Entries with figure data
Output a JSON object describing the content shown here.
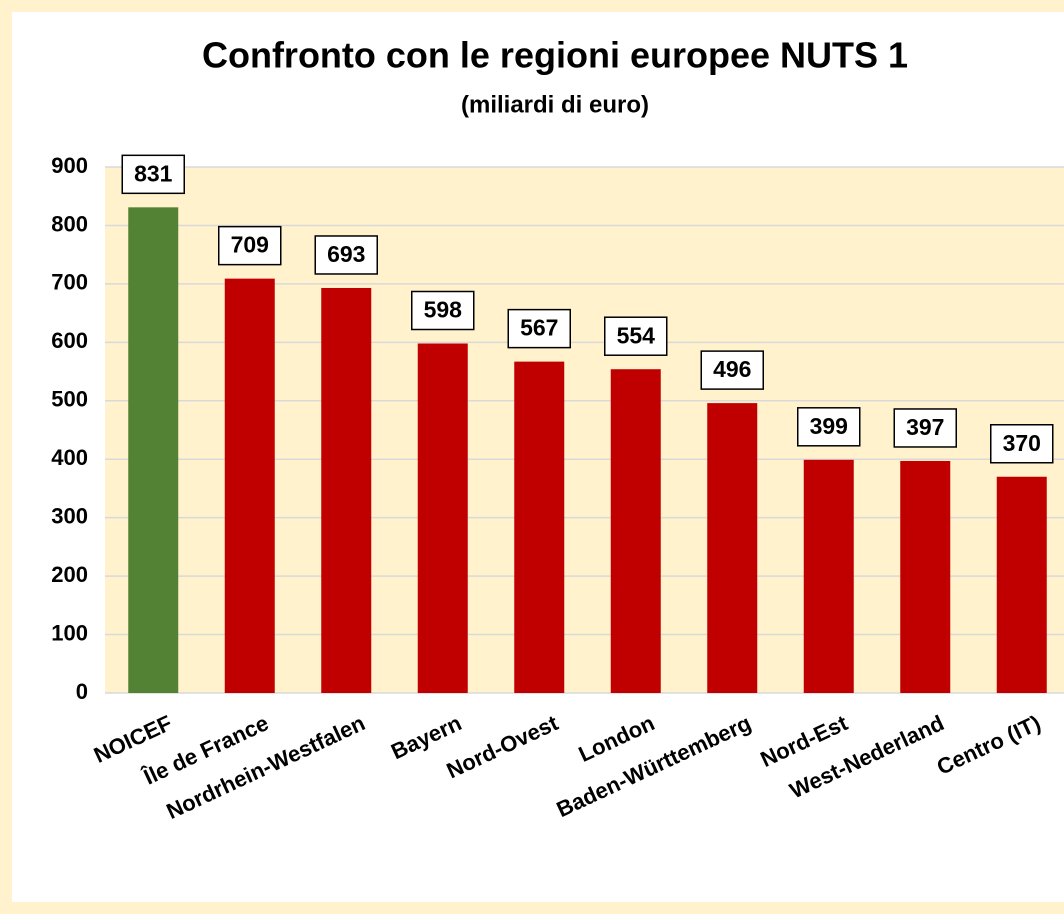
{
  "chart_data": {
    "type": "bar",
    "title": "Confronto con le regioni europee NUTS 1",
    "subtitle": "(miliardi di euro)",
    "categories": [
      "NOICEF",
      "Île de France",
      "Nordrhein-Westfalen",
      "Bayern",
      "Nord-Ovest",
      "London",
      "Baden-Württemberg",
      "Nord-Est",
      "West-Nederland",
      "Centro (IT)"
    ],
    "values": [
      831,
      709,
      693,
      598,
      567,
      554,
      496,
      399,
      397,
      370
    ],
    "colors": [
      "#548235",
      "#c00000",
      "#c00000",
      "#c00000",
      "#c00000",
      "#c00000",
      "#c00000",
      "#c00000",
      "#c00000",
      "#c00000"
    ],
    "ylim": [
      0,
      900
    ],
    "yticks": [
      0,
      100,
      200,
      300,
      400,
      500,
      600,
      700,
      800,
      900
    ],
    "grid": true
  }
}
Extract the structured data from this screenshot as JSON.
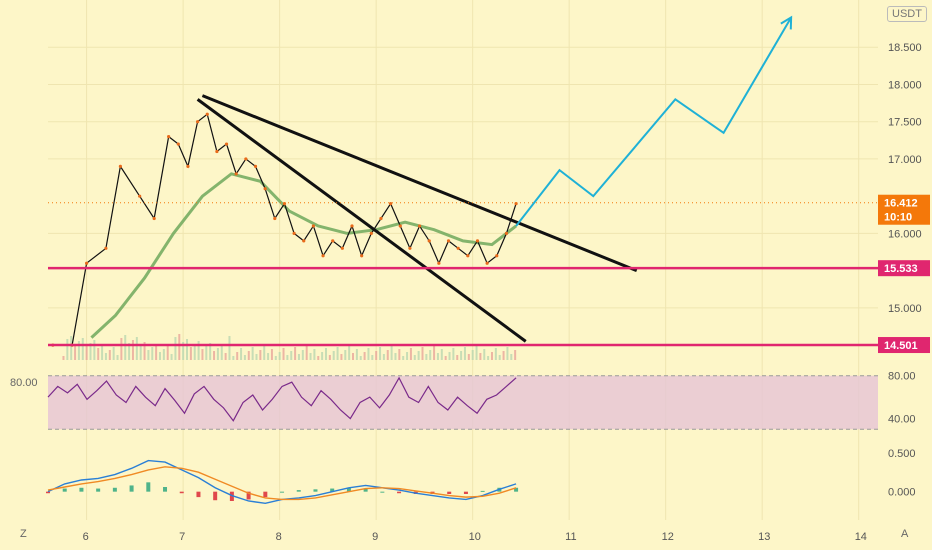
{
  "chart_data": {
    "type": "line",
    "currency": "USDT",
    "price_axis": {
      "ticks": [
        "18.500",
        "18.000",
        "17.500",
        "17.000",
        "16.000",
        "15.000"
      ],
      "tick_values": [
        18.5,
        18.0,
        17.5,
        17.0,
        16.0,
        15.0
      ],
      "range": [
        14.3,
        19.0
      ]
    },
    "x_axis": {
      "ticks": [
        "6",
        "7",
        "8",
        "9",
        "10",
        "11",
        "12",
        "13",
        "14"
      ],
      "range": [
        5.6,
        14.2
      ]
    },
    "last_price": {
      "value": 16.412,
      "label": "16.412",
      "countdown": "10:10",
      "color": "#f4780a"
    },
    "horizontal_levels": [
      {
        "value": 15.533,
        "label": "15.533",
        "color": "#e0266f"
      },
      {
        "value": 14.501,
        "label": "14.501",
        "color": "#e0266f"
      }
    ],
    "trendlines": [
      {
        "from": [
          7.2,
          17.85
        ],
        "to": [
          11.7,
          15.5
        ]
      },
      {
        "from": [
          7.15,
          17.8
        ],
        "to": [
          10.55,
          14.55
        ]
      }
    ],
    "projection": {
      "color": "#1fb1d6",
      "points": [
        [
          10.45,
          16.1
        ],
        [
          10.9,
          16.85
        ],
        [
          11.25,
          16.5
        ],
        [
          12.1,
          17.8
        ],
        [
          12.6,
          17.35
        ],
        [
          13.3,
          18.9
        ]
      ]
    },
    "price_series": [
      [
        5.65,
        14.5
      ],
      [
        5.85,
        14.5
      ],
      [
        6.0,
        15.6
      ],
      [
        6.2,
        15.8
      ],
      [
        6.35,
        16.9
      ],
      [
        6.55,
        16.5
      ],
      [
        6.7,
        16.2
      ],
      [
        6.85,
        17.3
      ],
      [
        6.95,
        17.2
      ],
      [
        7.05,
        16.9
      ],
      [
        7.15,
        17.5
      ],
      [
        7.25,
        17.6
      ],
      [
        7.35,
        17.1
      ],
      [
        7.45,
        17.2
      ],
      [
        7.55,
        16.8
      ],
      [
        7.65,
        17.0
      ],
      [
        7.75,
        16.9
      ],
      [
        7.85,
        16.6
      ],
      [
        7.95,
        16.2
      ],
      [
        8.05,
        16.4
      ],
      [
        8.15,
        16.0
      ],
      [
        8.25,
        15.9
      ],
      [
        8.35,
        16.1
      ],
      [
        8.45,
        15.7
      ],
      [
        8.55,
        15.9
      ],
      [
        8.65,
        15.8
      ],
      [
        8.75,
        16.1
      ],
      [
        8.85,
        15.7
      ],
      [
        8.95,
        16.0
      ],
      [
        9.05,
        16.2
      ],
      [
        9.15,
        16.4
      ],
      [
        9.25,
        16.1
      ],
      [
        9.35,
        15.8
      ],
      [
        9.45,
        16.1
      ],
      [
        9.55,
        15.9
      ],
      [
        9.65,
        15.6
      ],
      [
        9.75,
        15.9
      ],
      [
        9.85,
        15.8
      ],
      [
        9.95,
        15.7
      ],
      [
        10.05,
        15.9
      ],
      [
        10.15,
        15.6
      ],
      [
        10.25,
        15.7
      ],
      [
        10.35,
        16.0
      ],
      [
        10.45,
        16.4
      ]
    ],
    "moving_average": [
      [
        6.05,
        14.6
      ],
      [
        6.3,
        14.9
      ],
      [
        6.6,
        15.4
      ],
      [
        6.9,
        16.0
      ],
      [
        7.2,
        16.5
      ],
      [
        7.5,
        16.8
      ],
      [
        7.8,
        16.7
      ],
      [
        8.1,
        16.3
      ],
      [
        8.4,
        16.1
      ],
      [
        8.7,
        16.0
      ],
      [
        9.0,
        16.05
      ],
      [
        9.3,
        16.15
      ],
      [
        9.6,
        16.05
      ],
      [
        9.9,
        15.9
      ],
      [
        10.2,
        15.85
      ],
      [
        10.45,
        16.1
      ]
    ],
    "indicators": {
      "rsi": {
        "ticks": [
          "80.00",
          "40.00"
        ],
        "left_label": "80.00",
        "range": [
          20,
          90
        ],
        "band": [
          30,
          80
        ],
        "values": [
          60,
          70,
          64,
          72,
          58,
          66,
          75,
          62,
          55,
          70,
          60,
          52,
          68,
          57,
          45,
          63,
          70,
          58,
          50,
          38,
          55,
          62,
          48,
          58,
          70,
          74,
          60,
          52,
          66,
          58,
          48,
          40,
          55,
          60,
          50,
          62,
          78,
          60,
          55,
          70,
          55,
          48,
          60,
          52,
          45,
          58,
          62,
          70,
          78
        ]
      },
      "macd": {
        "ticks": [
          "0.500",
          "0.000"
        ],
        "range": [
          -0.3,
          0.6
        ],
        "macd": [
          0.0,
          0.1,
          0.15,
          0.17,
          0.22,
          0.3,
          0.4,
          0.38,
          0.28,
          0.18,
          0.05,
          -0.05,
          -0.12,
          -0.15,
          -0.1,
          -0.08,
          -0.05,
          0.0,
          0.05,
          0.08,
          0.05,
          0.02,
          -0.02,
          -0.05,
          -0.08,
          -0.1,
          -0.05,
          0.03,
          0.1
        ],
        "signal": [
          0.02,
          0.06,
          0.1,
          0.13,
          0.17,
          0.22,
          0.28,
          0.32,
          0.3,
          0.25,
          0.16,
          0.07,
          -0.02,
          -0.08,
          -0.1,
          -0.1,
          -0.08,
          -0.04,
          0.0,
          0.04,
          0.05,
          0.04,
          0.01,
          -0.02,
          -0.05,
          -0.07,
          -0.06,
          -0.02,
          0.05
        ]
      }
    }
  },
  "ui": {
    "unit_label": "USDT",
    "bottom_left": "Z",
    "bottom_right": "A"
  }
}
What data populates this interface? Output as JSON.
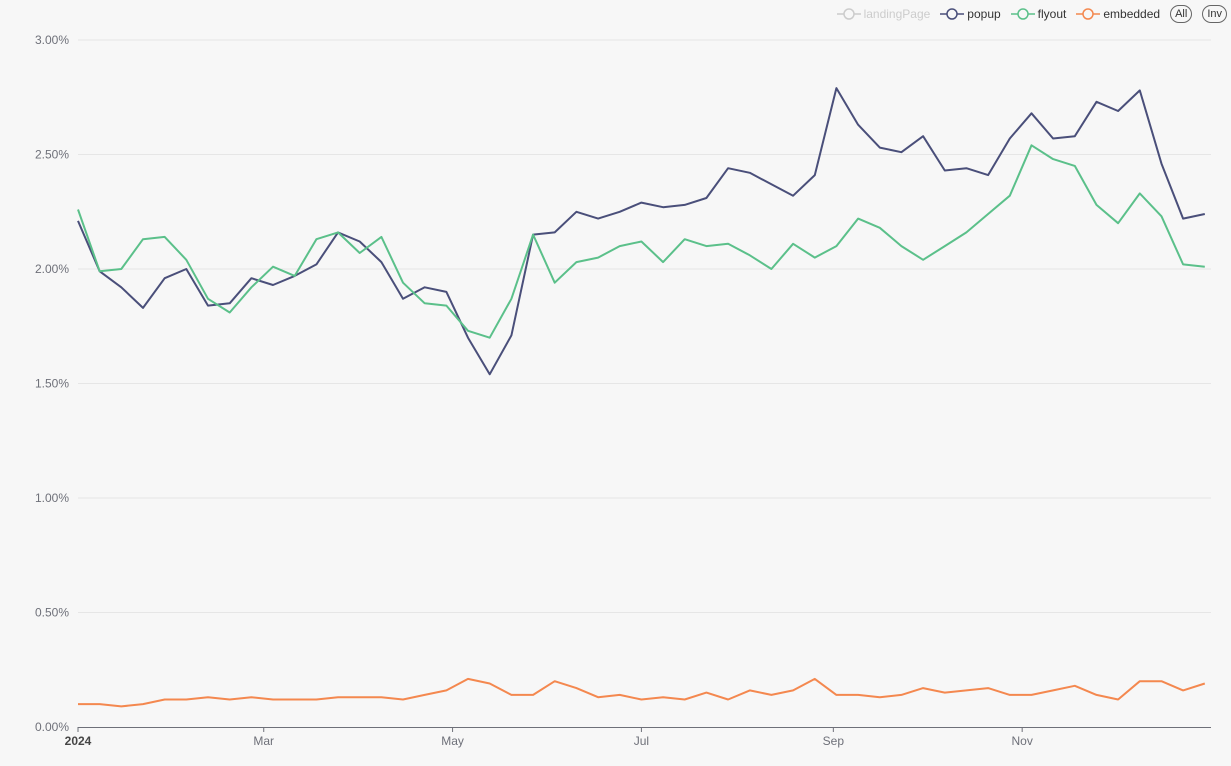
{
  "legend": {
    "items": [
      {
        "name": "landingPage",
        "color": "#cccccc",
        "active": false
      },
      {
        "name": "popup",
        "color": "#4a4f7a",
        "active": true
      },
      {
        "name": "flyout",
        "color": "#5bc08a",
        "active": true
      },
      {
        "name": "embedded",
        "color": "#f4884f",
        "active": true
      }
    ],
    "all_label": "All",
    "inv_label": "Inv"
  },
  "chart_data": {
    "type": "line",
    "x_start": "2024-01-01",
    "x_interval_days": 7,
    "x_tick_labels": [
      "2024",
      "Mar",
      "May",
      "Jul",
      "Sep",
      "Nov"
    ],
    "y_tick_labels": [
      "0.00%",
      "0.50%",
      "1.00%",
      "1.50%",
      "2.00%",
      "2.50%",
      "3.00%"
    ],
    "ylim": [
      0,
      3.0
    ],
    "y_unit": "%",
    "grid": true,
    "legend_position": "top-right",
    "series": [
      {
        "name": "popup",
        "color": "#4a4f7a",
        "values": [
          2.21,
          1.99,
          1.92,
          1.83,
          1.96,
          2.0,
          1.84,
          1.85,
          1.96,
          1.93,
          1.97,
          2.02,
          2.16,
          2.12,
          2.03,
          1.87,
          1.92,
          1.9,
          1.7,
          1.54,
          1.71,
          2.15,
          2.16,
          2.25,
          2.22,
          2.25,
          2.29,
          2.27,
          2.28,
          2.31,
          2.44,
          2.42,
          2.37,
          2.32,
          2.41,
          2.79,
          2.63,
          2.53,
          2.51,
          2.58,
          2.43,
          2.44,
          2.41,
          2.57,
          2.68,
          2.57,
          2.58,
          2.73,
          2.69,
          2.78,
          2.46,
          2.22,
          2.24
        ]
      },
      {
        "name": "flyout",
        "color": "#5bc08a",
        "values": [
          2.26,
          1.99,
          2.0,
          2.13,
          2.14,
          2.04,
          1.87,
          1.81,
          1.92,
          2.01,
          1.97,
          2.13,
          2.16,
          2.07,
          2.14,
          1.94,
          1.85,
          1.84,
          1.73,
          1.7,
          1.87,
          2.15,
          1.94,
          2.03,
          2.05,
          2.1,
          2.12,
          2.03,
          2.13,
          2.1,
          2.11,
          2.06,
          2.0,
          2.11,
          2.05,
          2.1,
          2.22,
          2.18,
          2.1,
          2.04,
          2.1,
          2.16,
          2.24,
          2.32,
          2.54,
          2.48,
          2.45,
          2.28,
          2.2,
          2.33,
          2.23,
          2.02,
          2.01
        ]
      },
      {
        "name": "embedded",
        "color": "#f4884f",
        "values": [
          0.1,
          0.1,
          0.09,
          0.1,
          0.12,
          0.12,
          0.13,
          0.12,
          0.13,
          0.12,
          0.12,
          0.12,
          0.13,
          0.13,
          0.13,
          0.12,
          0.14,
          0.16,
          0.21,
          0.19,
          0.14,
          0.14,
          0.2,
          0.17,
          0.13,
          0.14,
          0.12,
          0.13,
          0.12,
          0.15,
          0.12,
          0.16,
          0.14,
          0.16,
          0.21,
          0.14,
          0.14,
          0.13,
          0.14,
          0.17,
          0.15,
          0.16,
          0.17,
          0.14,
          0.14,
          0.16,
          0.18,
          0.14,
          0.12,
          0.2,
          0.2,
          0.16,
          0.19
        ]
      }
    ]
  }
}
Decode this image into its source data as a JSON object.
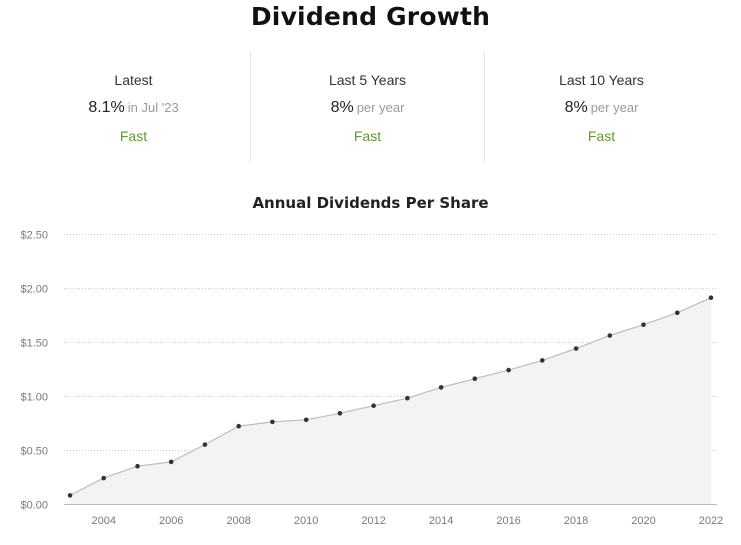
{
  "header": {
    "title": "Dividend Growth"
  },
  "stats": [
    {
      "label": "Latest",
      "value": "8.1%",
      "suffix": "in Jul '23",
      "rating": "Fast"
    },
    {
      "label": "Last 5 Years",
      "value": "8%",
      "suffix": "per year",
      "rating": "Fast"
    },
    {
      "label": "Last 10 Years",
      "value": "8%",
      "suffix": "per year",
      "rating": "Fast"
    }
  ],
  "colors": {
    "rating": "#5f9a35",
    "line": "#bdbdbd",
    "area": "#f3f3f3",
    "point": "#333333",
    "grid": "#c8c8c8"
  },
  "chart_data": {
    "type": "area",
    "title": "Annual Dividends Per Share",
    "xlabel": "",
    "ylabel": "",
    "x": [
      2003,
      2004,
      2005,
      2006,
      2007,
      2008,
      2009,
      2010,
      2011,
      2012,
      2013,
      2014,
      2015,
      2016,
      2017,
      2018,
      2019,
      2020,
      2021,
      2022
    ],
    "series": [
      {
        "values": [
          0.08,
          0.24,
          0.35,
          0.39,
          0.55,
          0.72,
          0.76,
          0.78,
          0.84,
          0.91,
          0.98,
          1.08,
          1.16,
          1.24,
          1.33,
          1.44,
          1.56,
          1.66,
          1.77,
          1.91
        ]
      }
    ],
    "ylim": [
      0,
      2.5
    ],
    "xlim": [
      2003,
      2022
    ],
    "yticks": [
      "$0.00",
      "$0.50",
      "$1.00",
      "$1.50",
      "$2.00",
      "$2.50"
    ],
    "ytick_values": [
      0,
      0.5,
      1.0,
      1.5,
      2.0,
      2.5
    ],
    "xticks": [
      "2004",
      "2006",
      "2008",
      "2010",
      "2012",
      "2014",
      "2016",
      "2018",
      "2020",
      "2022"
    ],
    "xtick_values": [
      2004,
      2006,
      2008,
      2010,
      2012,
      2014,
      2016,
      2018,
      2020,
      2022
    ],
    "grid": true,
    "legend": "none",
    "markers": true
  }
}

| Exercise objective |
All lines in the data that contain the word "JSON" should be copied.

| Output of the exercise |
Output a JSON object describing the content shown here.
Extract the structured data from this screenshot as JSON.
What data populates this interface? Output as JSON.
Decode this image into its source data as a JSON object.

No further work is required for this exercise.